◆ **Provided records**
----

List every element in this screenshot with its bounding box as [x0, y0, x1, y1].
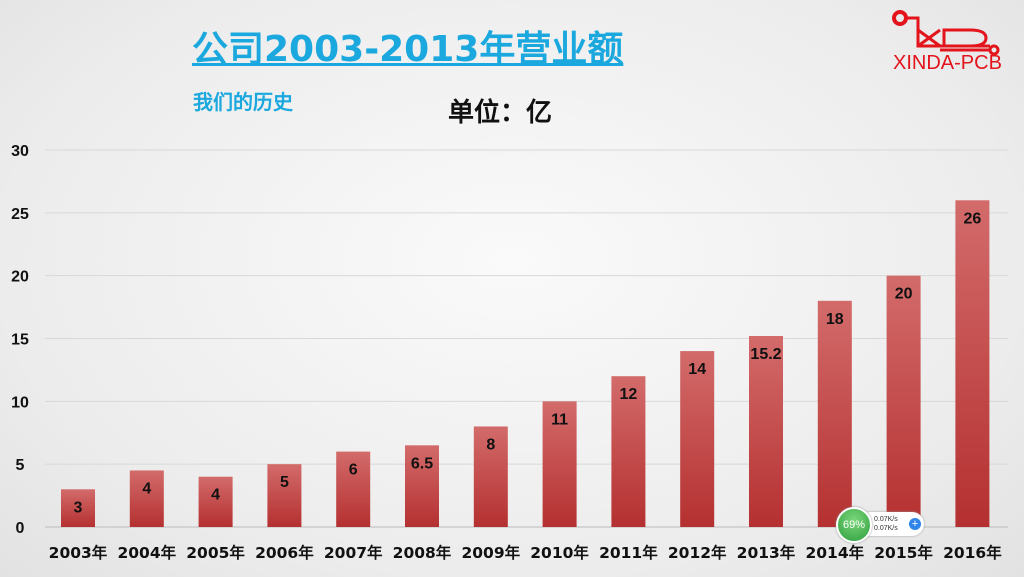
x-tick-label: 2008年 — [393, 543, 452, 562]
xinda-logo-icon — [892, 10, 1000, 56]
data-label: 5 — [280, 474, 289, 491]
y-tick-label: 30 — [11, 143, 29, 160]
data-label: 18 — [826, 311, 844, 328]
data-label: 11 — [551, 411, 568, 428]
data-label: 20 — [895, 286, 913, 303]
x-tick-label: 2012年 — [668, 543, 727, 562]
upload-speed: 0.07K/s — [874, 516, 898, 523]
x-tick-label: 2003年 — [49, 543, 108, 562]
x-tick-label: 2011年 — [599, 543, 658, 562]
bar — [198, 476, 233, 527]
data-label: 12 — [620, 386, 638, 403]
data-label: 8 — [486, 436, 495, 453]
data-label: 6 — [349, 462, 358, 479]
x-tick-label: 2016年 — [943, 543, 1002, 562]
data-label: 4 — [211, 487, 220, 504]
bar — [336, 451, 371, 527]
data-label: 4 — [142, 480, 151, 497]
x-tick-label: 2006年 — [255, 543, 314, 562]
y-tick-label: 25 — [11, 206, 29, 223]
x-tick-label: 2009年 — [461, 543, 520, 562]
bar — [61, 489, 95, 527]
y-tick-label: 0 — [16, 520, 25, 537]
data-label: 14 — [688, 361, 706, 378]
y-tick-label: 20 — [11, 269, 29, 286]
data-label: 6.5 — [411, 455, 433, 472]
memory-percent[interactable]: 69% — [836, 507, 872, 543]
data-label: 26 — [964, 210, 982, 227]
y-tick-label: 5 — [16, 457, 25, 474]
x-tick-label: 2005年 — [186, 543, 245, 562]
logo-text: XINDA-PCB — [893, 52, 1002, 74]
x-tick-label: 2010年 — [530, 543, 589, 562]
plus-icon[interactable]: + — [909, 518, 921, 530]
subtitle: 我们的历史 — [193, 90, 293, 114]
data-label: 3 — [74, 499, 83, 516]
bar — [955, 200, 990, 527]
y-tick-label: 10 — [11, 394, 29, 411]
download-speed: 0.07K/s — [874, 525, 898, 532]
data-label: 15.2 — [750, 346, 781, 363]
bar — [542, 401, 577, 527]
unit-label: 单位：亿 — [448, 98, 553, 128]
x-tick-label: 2004年 — [117, 543, 176, 562]
x-tick-label: 2013年 — [737, 543, 796, 562]
x-tick-label: 2014年 — [805, 543, 864, 562]
bar — [405, 445, 439, 527]
bar — [611, 376, 646, 527]
page-title: 公司2003-2013年营业额 — [192, 29, 624, 70]
bar — [680, 351, 715, 527]
bar — [267, 464, 302, 527]
y-tick-label: 15 — [11, 332, 29, 349]
bar — [473, 426, 508, 527]
bar — [749, 335, 783, 527]
bar — [886, 275, 921, 527]
bar — [129, 470, 164, 527]
x-tick-label: 2007年 — [324, 543, 383, 562]
network-speed-widget[interactable]: 0.07K/s 0.07K/s + 69% — [836, 507, 926, 543]
x-tick-label: 2015年 — [874, 543, 933, 562]
bar — [817, 300, 852, 527]
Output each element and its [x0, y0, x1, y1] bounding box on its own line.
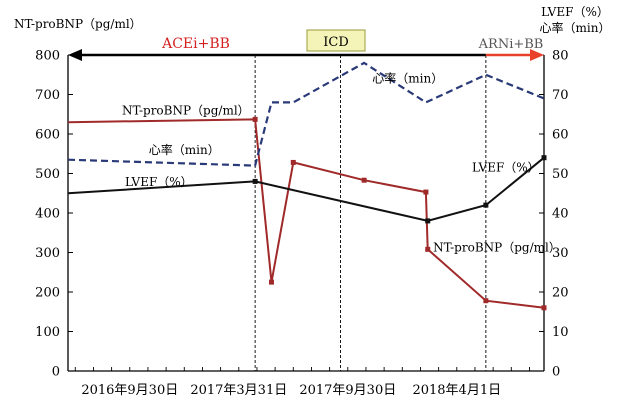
series-point [423, 189, 429, 195]
series-point [483, 298, 489, 304]
right-tick-label: 50 [552, 167, 569, 182]
series-point [541, 305, 547, 311]
series-label: LVEF（%） [125, 175, 193, 189]
therapy-group: ACEi+BB ARNi+BB [68, 36, 544, 61]
right-tick-label: 70 [552, 88, 569, 103]
x-tick-label: 2017年9月30日 [299, 383, 396, 398]
series-point [483, 202, 489, 208]
right-tick-label: 60 [552, 128, 569, 143]
x-tick-label: 2016年9月30日 [81, 383, 178, 398]
therapy-arrow-head [68, 49, 82, 61]
series-line [67, 118, 545, 309]
series-point [252, 116, 258, 122]
left-tick-label: 600 [35, 128, 60, 143]
series-label: LVEF（%） [472, 161, 540, 175]
series-label: NT-proBNP（pg/ml） [433, 240, 561, 254]
right-axis-title-line1: LVEF（%） [541, 5, 609, 19]
series-labels-group: NT-proBNP（pg/ml） NT-proBNP（pg/ml） 心率（min） 心… [122, 71, 561, 255]
series-group [67, 61, 547, 311]
right-tick-label: 0 [552, 365, 560, 380]
x-tick-label: 2017年3月31日 [190, 383, 287, 398]
series-label: 心率（min） [149, 142, 220, 157]
event-lines-group [254, 55, 487, 371]
series-point [425, 218, 431, 224]
left-axis-title: NT-proBNP（pg/ml） [14, 17, 142, 31]
series-line [67, 61, 545, 167]
right-tick-label: 40 [552, 207, 569, 222]
series-label: NT-proBNP（pg/ml） [122, 103, 250, 117]
axes-group: 0 100 200 300 400 500 600 700 800 0 10 20 30 40 50 60 70… [35, 49, 568, 399]
left-tick-label: 200 [35, 286, 60, 301]
series-point [361, 177, 367, 183]
series-label: 心率（min） [372, 71, 443, 86]
series-point [268, 279, 274, 285]
right-tick-label: 10 [552, 325, 569, 340]
right-tick-label: 20 [552, 286, 569, 301]
series-point [290, 159, 296, 165]
x-tick-label: 2018年4月1日 [412, 383, 501, 398]
therapy-label: ARNi+BB [478, 37, 544, 52]
right-tick-label: 30 [552, 246, 569, 261]
left-tick-label: 500 [35, 167, 60, 182]
therapy-label: ACEi+BB [161, 36, 230, 52]
icd-label: ICD [323, 35, 349, 50]
left-tick-label: 100 [35, 325, 60, 340]
left-tick-label: 300 [35, 246, 60, 261]
left-tick-label: 700 [35, 88, 60, 103]
left-tick-label: 400 [35, 207, 60, 222]
series-point [425, 246, 431, 252]
right-tick-label: 80 [552, 49, 569, 64]
left-tick-label: 0 [52, 365, 60, 380]
series-point [541, 155, 547, 161]
left-tick-label: 800 [35, 49, 60, 64]
series-point [252, 178, 258, 184]
therapy-arrow-head [530, 49, 544, 61]
right-axis-title-line2: 心率（min） [540, 20, 611, 35]
icd-box [306, 29, 366, 52]
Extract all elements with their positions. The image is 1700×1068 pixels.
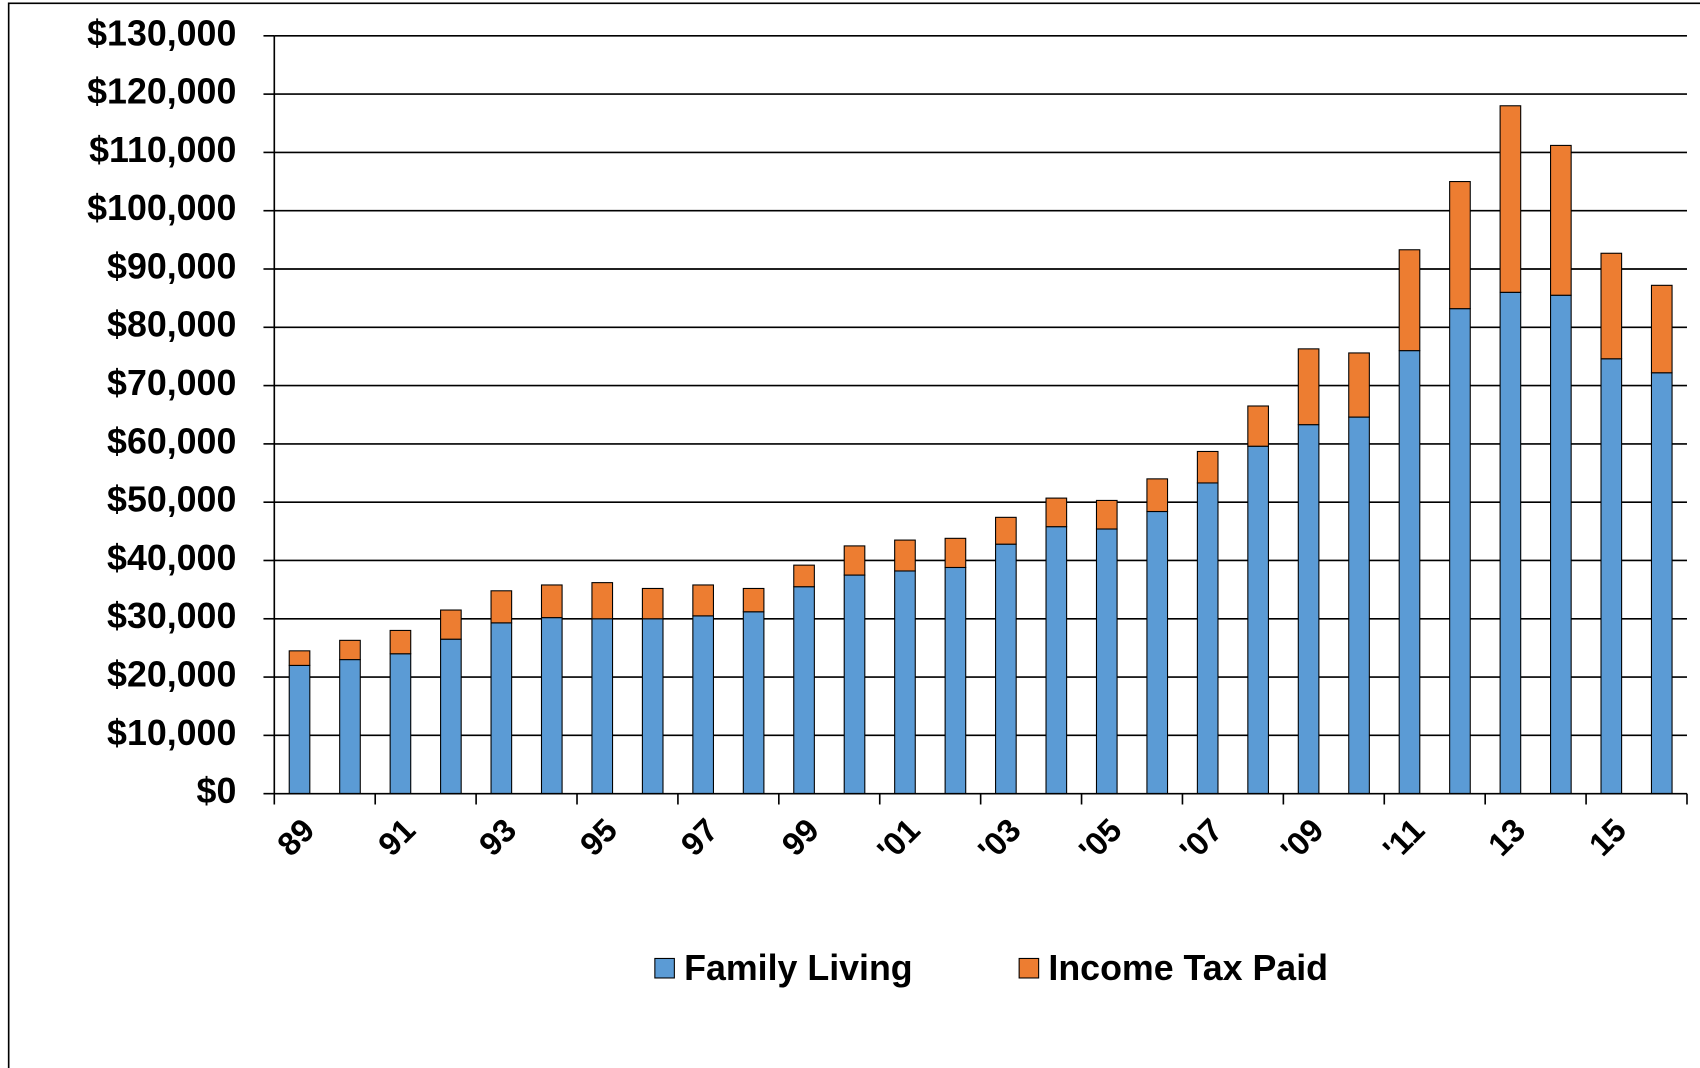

----

◆ **What you should do**
Reproduce every line verbatim, from the line containing "x-tick-label: 2008年 — [393, 543, 452, 562]" through the line containing "data-label: 6.5 — [411, 455, 433, 472]", both included.

◆ **Final result**
x-tick-label: 2008年 — [393, 543, 452, 562]
xinda-logo-icon — [892, 10, 1000, 56]
data-label: 5 — [280, 474, 289, 491]
y-tick-label: 30 — [11, 143, 29, 160]
data-label: 18 — [826, 311, 844, 328]
data-label: 11 — [551, 411, 568, 428]
data-label: 20 — [895, 286, 913, 303]
x-tick-label: 2012年 — [668, 543, 727, 562]
upload-speed: 0.07K/s — [874, 516, 898, 523]
x-tick-label: 2003年 — [49, 543, 108, 562]
x-tick-label: 2011年 — [599, 543, 658, 562]
bar — [198, 476, 233, 527]
data-label: 12 — [620, 386, 638, 403]
data-label: 8 — [486, 436, 495, 453]
data-label: 6 — [349, 462, 358, 479]
x-tick-label: 2016年 — [943, 543, 1002, 562]
data-label: 4 — [211, 487, 220, 504]
bar — [336, 451, 371, 527]
data-label: 4 — [142, 480, 151, 497]
x-tick-label: 2006年 — [255, 543, 314, 562]
y-tick-label: 25 — [11, 206, 29, 223]
x-tick-label: 2009年 — [461, 543, 520, 562]
bar — [61, 489, 95, 527]
y-tick-label: 0 — [16, 520, 25, 537]
data-label: 14 — [688, 361, 706, 378]
y-tick-label: 20 — [11, 269, 29, 286]
data-label: 6.5 — [411, 455, 433, 472]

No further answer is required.